Dataset rows:
□ □ □ □ □ □ □

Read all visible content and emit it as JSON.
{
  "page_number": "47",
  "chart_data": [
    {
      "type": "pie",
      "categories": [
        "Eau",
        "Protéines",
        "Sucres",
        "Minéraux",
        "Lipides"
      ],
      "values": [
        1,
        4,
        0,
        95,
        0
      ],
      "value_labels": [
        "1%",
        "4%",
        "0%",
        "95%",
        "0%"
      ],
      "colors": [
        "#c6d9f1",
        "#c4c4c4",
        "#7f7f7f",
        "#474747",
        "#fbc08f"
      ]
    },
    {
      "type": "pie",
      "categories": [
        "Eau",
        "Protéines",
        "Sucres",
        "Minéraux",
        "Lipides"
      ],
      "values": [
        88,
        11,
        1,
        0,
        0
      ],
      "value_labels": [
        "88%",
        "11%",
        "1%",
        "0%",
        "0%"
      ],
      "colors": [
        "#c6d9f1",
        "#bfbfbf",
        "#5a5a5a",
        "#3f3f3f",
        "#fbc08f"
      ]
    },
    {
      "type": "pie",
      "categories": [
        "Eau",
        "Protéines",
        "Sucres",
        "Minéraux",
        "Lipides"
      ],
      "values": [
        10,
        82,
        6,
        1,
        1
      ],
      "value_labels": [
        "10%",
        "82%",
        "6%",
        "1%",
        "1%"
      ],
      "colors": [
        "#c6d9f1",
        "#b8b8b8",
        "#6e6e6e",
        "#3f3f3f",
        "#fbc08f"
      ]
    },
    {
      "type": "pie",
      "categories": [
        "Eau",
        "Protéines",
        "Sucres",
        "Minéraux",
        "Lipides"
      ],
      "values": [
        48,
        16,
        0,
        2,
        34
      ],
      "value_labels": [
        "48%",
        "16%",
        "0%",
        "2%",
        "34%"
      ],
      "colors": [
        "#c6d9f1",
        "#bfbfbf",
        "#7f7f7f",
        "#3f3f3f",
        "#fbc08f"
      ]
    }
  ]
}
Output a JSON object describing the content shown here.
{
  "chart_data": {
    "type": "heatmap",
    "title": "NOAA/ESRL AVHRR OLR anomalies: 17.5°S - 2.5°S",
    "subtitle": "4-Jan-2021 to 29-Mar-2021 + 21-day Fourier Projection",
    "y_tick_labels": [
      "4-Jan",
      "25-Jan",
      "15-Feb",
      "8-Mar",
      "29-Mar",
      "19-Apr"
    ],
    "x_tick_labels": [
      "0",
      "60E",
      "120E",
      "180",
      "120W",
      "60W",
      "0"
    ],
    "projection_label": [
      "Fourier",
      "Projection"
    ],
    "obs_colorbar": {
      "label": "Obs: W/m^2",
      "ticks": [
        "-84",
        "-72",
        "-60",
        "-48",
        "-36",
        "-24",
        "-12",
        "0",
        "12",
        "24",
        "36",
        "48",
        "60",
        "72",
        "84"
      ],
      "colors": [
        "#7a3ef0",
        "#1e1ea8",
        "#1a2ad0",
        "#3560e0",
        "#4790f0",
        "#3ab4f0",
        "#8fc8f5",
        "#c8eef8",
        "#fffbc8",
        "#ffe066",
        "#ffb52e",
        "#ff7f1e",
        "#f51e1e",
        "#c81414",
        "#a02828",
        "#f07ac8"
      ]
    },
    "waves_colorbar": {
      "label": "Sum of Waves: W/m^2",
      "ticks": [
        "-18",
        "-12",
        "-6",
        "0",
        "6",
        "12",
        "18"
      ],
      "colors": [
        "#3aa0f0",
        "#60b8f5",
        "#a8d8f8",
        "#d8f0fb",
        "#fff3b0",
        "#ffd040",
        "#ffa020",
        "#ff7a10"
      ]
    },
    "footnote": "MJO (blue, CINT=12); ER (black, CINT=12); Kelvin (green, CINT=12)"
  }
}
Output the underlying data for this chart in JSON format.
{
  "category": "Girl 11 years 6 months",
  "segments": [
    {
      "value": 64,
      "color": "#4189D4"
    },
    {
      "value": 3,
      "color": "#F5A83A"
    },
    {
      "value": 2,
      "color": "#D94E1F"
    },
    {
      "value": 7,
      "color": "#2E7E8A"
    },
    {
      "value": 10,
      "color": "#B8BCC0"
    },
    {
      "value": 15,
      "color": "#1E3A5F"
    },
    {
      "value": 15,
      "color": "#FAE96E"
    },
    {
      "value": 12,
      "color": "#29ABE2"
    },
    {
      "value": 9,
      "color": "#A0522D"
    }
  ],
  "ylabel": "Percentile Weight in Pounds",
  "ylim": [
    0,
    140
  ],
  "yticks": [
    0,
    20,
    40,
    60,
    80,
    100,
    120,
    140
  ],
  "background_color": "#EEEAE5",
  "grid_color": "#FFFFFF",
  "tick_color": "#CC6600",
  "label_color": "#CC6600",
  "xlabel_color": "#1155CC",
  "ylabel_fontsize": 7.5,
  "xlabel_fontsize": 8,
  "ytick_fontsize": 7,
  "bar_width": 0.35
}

□ □ □ □ □ □ □

- _GIVEN TASK_:
Transcribe exactly, and only, the lines from the one bearing "Output the underlying" through the last line of the entries, counting both.

- _WRITTEN SOLUTION_:
Output the underlying data for this chart in JSON format.
{
  "category": "Girl 11 years 6 months",
  "segments": [
    {
      "value": 64,
      "color": "#4189D4"
    },
    {
      "value": 3,
      "color": "#F5A83A"
    },
    {
      "value": 2,
      "color": "#D94E1F"
    },
    {
      "value": 7,
      "color": "#2E7E8A"
    },
    {
      "value": 10,
      "color": "#B8BCC0"
    },
    {
      "value": 15,
      "color": "#1E3A5F"
    },
    {
      "value": 15,
      "color": "#FAE96E"
    },
    {
      "value": 12,
      "color": "#29ABE2"
    },
    {
      "value": 9,
      "color": "#A0522D"
    }
  ],
  "ylabel": "Percentile Weight in Pounds",
  "ylim": [
    0,
    140
  ],
  "yticks": [
    0,
    20,
    40,
    60,
    80,
    100,
    120,
    140
  ],
  "background_color": "#EEEAE5",
  "grid_color": "#FFFFFF",
  "tick_color": "#CC6600",
  "label_color": "#CC6600",
  "xlabel_color": "#1155CC",
  "ylabel_fontsize": 7.5,
  "xlabel_fontsize": 8,
  "ytick_fontsize": 7,
  "bar_width": 0.35
}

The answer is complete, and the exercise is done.